■ Written exercise:
Each line in the entries below that holds the string "municipal" is to be listed.

■ Listed entries:
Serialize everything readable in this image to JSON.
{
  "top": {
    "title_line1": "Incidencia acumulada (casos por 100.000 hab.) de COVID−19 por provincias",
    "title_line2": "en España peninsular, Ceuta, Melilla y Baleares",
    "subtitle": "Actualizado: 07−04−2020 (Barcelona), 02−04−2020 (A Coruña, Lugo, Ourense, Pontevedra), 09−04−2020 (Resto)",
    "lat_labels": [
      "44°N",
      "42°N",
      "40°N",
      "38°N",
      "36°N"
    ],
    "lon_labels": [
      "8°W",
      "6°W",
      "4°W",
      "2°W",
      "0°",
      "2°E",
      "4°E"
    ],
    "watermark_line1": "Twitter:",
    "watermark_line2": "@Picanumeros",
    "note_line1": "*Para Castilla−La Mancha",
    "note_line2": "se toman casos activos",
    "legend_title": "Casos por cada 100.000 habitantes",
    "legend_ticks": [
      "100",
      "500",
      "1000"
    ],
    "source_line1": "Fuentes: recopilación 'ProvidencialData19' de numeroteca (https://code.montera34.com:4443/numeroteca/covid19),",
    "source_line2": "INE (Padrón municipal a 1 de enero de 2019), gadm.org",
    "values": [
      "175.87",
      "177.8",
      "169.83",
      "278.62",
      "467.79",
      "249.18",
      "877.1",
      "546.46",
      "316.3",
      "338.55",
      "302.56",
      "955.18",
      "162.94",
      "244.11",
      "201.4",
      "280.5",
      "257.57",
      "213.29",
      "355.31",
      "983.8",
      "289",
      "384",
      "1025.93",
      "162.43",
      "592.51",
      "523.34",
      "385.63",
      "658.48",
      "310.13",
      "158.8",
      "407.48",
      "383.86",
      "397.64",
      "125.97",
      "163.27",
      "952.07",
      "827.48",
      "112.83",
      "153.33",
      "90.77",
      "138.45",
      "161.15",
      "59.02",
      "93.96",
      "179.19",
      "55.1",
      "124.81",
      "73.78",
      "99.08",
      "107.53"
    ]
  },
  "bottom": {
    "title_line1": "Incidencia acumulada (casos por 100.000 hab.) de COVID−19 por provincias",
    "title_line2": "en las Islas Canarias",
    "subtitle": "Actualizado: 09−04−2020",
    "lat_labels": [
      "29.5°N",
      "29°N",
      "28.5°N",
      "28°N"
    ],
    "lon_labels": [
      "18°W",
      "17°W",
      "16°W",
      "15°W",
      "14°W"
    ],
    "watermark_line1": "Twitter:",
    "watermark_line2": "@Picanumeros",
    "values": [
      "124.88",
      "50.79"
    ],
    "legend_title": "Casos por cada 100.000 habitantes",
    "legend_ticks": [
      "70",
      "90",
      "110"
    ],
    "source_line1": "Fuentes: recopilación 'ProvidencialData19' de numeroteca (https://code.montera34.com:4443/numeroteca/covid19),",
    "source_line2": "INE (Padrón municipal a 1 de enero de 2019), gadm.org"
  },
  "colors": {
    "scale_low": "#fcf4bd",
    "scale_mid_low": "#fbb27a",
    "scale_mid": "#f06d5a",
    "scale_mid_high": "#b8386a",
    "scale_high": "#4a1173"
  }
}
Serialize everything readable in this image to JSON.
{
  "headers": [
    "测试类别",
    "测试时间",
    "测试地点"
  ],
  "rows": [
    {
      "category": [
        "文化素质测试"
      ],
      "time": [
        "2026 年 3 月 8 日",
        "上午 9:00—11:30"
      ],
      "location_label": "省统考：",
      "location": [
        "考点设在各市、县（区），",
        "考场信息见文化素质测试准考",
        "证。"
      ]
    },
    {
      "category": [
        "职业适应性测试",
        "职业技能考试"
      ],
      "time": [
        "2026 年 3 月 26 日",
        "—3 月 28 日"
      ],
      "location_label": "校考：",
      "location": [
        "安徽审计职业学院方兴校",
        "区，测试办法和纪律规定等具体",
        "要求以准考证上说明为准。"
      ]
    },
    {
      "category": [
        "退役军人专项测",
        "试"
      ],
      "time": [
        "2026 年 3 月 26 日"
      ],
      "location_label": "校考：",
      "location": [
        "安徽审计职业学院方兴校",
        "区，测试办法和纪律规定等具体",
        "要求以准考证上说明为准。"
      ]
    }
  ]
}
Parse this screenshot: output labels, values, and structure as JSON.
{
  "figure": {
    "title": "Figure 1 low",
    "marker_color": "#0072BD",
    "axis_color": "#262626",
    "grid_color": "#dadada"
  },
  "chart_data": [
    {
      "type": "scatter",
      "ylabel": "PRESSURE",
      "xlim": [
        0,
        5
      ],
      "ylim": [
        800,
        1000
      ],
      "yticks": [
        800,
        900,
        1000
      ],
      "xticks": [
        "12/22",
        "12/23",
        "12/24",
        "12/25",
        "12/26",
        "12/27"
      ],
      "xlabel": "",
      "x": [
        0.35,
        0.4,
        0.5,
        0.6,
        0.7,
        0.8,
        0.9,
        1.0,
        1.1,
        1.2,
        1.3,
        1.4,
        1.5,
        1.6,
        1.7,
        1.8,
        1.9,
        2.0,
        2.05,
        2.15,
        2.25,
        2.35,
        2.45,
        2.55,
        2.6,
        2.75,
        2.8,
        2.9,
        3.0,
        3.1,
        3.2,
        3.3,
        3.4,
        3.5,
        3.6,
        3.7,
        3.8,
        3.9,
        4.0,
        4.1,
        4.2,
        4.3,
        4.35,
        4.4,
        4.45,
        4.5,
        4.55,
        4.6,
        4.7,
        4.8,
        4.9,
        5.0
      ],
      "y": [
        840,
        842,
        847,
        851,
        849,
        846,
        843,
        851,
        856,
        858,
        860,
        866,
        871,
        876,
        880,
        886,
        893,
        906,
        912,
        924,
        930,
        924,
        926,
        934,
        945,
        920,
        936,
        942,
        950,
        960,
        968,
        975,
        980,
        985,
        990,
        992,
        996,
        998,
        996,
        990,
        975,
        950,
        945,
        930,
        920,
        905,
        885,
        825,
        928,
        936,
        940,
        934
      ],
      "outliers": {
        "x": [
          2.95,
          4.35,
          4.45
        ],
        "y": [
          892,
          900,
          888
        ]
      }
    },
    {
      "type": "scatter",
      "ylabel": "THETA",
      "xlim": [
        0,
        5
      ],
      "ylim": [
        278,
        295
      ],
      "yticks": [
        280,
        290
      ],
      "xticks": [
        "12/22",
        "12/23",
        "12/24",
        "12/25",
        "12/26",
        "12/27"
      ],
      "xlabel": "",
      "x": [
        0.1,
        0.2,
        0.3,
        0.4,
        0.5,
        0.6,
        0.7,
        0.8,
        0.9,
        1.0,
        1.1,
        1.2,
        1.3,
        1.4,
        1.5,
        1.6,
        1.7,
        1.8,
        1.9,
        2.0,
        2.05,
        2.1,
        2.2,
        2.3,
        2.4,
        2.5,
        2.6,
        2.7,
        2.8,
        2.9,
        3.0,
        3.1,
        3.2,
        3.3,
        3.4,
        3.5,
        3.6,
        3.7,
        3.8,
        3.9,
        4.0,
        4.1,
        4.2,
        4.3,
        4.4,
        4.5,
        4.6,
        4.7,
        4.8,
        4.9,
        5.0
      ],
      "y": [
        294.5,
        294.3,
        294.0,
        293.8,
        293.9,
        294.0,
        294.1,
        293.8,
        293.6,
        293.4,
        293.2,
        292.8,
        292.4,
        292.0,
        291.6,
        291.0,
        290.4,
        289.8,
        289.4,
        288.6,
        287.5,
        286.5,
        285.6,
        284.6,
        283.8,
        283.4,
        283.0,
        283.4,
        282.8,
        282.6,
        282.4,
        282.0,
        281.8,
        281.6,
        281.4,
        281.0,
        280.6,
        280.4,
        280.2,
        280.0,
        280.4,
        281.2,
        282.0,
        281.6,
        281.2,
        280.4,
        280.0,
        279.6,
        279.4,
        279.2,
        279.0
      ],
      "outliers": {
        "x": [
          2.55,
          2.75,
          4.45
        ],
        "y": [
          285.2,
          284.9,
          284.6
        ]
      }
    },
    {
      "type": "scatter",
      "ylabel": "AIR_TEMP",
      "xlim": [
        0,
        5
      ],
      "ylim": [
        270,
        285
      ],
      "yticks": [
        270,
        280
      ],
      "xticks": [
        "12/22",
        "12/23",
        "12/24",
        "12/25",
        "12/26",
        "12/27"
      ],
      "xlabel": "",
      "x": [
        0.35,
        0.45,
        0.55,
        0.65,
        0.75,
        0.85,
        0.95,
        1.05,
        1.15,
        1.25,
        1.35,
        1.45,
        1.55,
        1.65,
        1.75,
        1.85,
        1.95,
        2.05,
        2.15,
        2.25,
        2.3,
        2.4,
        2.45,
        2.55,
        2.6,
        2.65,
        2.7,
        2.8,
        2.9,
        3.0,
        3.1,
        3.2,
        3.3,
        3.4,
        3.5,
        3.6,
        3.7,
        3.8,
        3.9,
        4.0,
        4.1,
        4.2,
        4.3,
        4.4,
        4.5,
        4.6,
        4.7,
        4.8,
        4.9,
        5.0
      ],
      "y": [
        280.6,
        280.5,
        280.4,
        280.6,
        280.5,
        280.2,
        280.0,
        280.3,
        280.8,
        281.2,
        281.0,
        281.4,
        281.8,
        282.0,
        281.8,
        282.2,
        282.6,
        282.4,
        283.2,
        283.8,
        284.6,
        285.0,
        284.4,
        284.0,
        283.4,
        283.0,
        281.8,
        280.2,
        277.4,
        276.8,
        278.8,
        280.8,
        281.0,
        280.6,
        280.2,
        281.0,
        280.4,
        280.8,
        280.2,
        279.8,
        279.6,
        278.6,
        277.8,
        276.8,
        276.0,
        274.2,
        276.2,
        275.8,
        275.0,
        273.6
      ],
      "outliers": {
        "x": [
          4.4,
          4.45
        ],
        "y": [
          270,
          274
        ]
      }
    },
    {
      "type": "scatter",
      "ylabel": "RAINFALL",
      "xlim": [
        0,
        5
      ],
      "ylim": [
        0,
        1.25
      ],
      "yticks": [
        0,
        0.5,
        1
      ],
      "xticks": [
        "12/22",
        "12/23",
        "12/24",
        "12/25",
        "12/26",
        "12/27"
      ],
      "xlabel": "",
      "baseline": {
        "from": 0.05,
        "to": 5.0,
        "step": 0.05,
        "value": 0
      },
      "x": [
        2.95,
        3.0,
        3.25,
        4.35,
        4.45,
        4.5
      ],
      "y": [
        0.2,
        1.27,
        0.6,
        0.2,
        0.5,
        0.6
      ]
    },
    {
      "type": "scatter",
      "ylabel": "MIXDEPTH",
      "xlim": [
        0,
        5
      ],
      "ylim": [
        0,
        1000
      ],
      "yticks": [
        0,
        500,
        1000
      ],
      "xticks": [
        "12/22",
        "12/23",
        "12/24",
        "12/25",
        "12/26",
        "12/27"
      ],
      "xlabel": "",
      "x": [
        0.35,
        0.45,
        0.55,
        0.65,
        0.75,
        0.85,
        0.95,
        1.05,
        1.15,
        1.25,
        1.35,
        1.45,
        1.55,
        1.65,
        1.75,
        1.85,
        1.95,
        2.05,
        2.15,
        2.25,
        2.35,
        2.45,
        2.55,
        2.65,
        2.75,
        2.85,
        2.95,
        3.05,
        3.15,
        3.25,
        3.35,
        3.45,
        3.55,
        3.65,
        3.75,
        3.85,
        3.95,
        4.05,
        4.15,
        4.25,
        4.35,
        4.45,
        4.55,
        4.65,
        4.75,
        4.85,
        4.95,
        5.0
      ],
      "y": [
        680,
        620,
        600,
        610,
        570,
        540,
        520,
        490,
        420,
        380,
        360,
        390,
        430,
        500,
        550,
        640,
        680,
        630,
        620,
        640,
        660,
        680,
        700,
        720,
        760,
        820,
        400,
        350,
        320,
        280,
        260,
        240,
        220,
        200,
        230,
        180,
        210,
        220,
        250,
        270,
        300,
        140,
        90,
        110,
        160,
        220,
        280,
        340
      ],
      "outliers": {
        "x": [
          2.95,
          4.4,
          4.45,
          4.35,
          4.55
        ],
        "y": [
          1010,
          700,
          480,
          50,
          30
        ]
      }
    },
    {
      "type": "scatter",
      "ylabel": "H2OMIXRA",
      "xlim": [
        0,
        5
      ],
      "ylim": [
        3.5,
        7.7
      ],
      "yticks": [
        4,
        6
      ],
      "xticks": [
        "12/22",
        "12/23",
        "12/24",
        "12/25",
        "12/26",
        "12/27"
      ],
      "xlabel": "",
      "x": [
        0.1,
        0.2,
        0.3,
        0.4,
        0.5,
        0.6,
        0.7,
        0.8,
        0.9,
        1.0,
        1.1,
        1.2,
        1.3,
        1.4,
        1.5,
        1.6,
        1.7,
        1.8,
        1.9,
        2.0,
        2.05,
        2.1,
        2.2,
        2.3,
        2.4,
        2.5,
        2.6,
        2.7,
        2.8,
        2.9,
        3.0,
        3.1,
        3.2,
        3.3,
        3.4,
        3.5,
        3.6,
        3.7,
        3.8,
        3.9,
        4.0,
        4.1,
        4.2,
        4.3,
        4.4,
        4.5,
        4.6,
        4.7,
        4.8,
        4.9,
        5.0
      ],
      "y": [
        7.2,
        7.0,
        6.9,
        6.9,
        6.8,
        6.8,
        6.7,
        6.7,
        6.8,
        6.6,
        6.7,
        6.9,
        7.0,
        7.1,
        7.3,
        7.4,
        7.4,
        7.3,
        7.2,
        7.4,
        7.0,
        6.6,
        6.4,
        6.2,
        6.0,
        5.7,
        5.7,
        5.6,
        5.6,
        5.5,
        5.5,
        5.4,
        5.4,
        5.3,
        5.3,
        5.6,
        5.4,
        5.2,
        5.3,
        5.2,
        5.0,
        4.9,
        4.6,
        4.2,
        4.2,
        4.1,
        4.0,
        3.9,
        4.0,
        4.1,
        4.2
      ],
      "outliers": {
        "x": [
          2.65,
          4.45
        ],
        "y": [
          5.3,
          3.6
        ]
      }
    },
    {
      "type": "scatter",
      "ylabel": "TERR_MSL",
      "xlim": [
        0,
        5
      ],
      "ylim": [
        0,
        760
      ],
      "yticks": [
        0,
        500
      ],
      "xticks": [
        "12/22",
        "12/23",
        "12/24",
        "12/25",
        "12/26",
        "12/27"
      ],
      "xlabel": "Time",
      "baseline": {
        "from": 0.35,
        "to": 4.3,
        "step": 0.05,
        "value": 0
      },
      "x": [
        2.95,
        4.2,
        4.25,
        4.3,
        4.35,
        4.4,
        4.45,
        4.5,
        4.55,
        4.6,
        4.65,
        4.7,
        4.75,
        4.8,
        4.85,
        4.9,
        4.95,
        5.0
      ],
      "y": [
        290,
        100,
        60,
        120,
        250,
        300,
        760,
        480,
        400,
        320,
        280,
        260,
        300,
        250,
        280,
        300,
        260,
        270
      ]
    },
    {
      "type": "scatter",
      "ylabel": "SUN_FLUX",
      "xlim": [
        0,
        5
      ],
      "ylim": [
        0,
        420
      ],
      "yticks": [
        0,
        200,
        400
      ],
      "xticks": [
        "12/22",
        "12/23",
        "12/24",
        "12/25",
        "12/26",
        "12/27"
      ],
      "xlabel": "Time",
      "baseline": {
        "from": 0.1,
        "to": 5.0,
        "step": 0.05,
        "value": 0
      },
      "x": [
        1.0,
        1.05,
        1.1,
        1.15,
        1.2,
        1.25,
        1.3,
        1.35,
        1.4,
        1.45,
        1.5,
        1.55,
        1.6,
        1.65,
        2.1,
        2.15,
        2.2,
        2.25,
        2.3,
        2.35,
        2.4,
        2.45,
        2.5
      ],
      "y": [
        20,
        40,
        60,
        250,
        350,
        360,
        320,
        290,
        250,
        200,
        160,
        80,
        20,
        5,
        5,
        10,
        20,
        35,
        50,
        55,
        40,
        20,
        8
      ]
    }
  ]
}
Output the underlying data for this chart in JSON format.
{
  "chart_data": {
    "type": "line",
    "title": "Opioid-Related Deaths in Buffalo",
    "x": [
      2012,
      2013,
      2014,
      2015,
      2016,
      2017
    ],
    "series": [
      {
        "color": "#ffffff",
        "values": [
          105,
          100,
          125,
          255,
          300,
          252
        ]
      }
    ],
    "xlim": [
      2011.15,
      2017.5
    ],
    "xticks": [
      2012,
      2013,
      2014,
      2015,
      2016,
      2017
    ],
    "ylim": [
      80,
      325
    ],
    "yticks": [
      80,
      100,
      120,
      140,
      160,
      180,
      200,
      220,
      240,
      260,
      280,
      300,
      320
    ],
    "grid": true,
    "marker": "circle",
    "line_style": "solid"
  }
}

■ Written solution:
    "source_line2": "INE (Padrón municipal a 1 de enero de 2019), gadm.org",
    "source_line2": "INE (Padrón municipal a 1 de enero de 2019), gadm.org"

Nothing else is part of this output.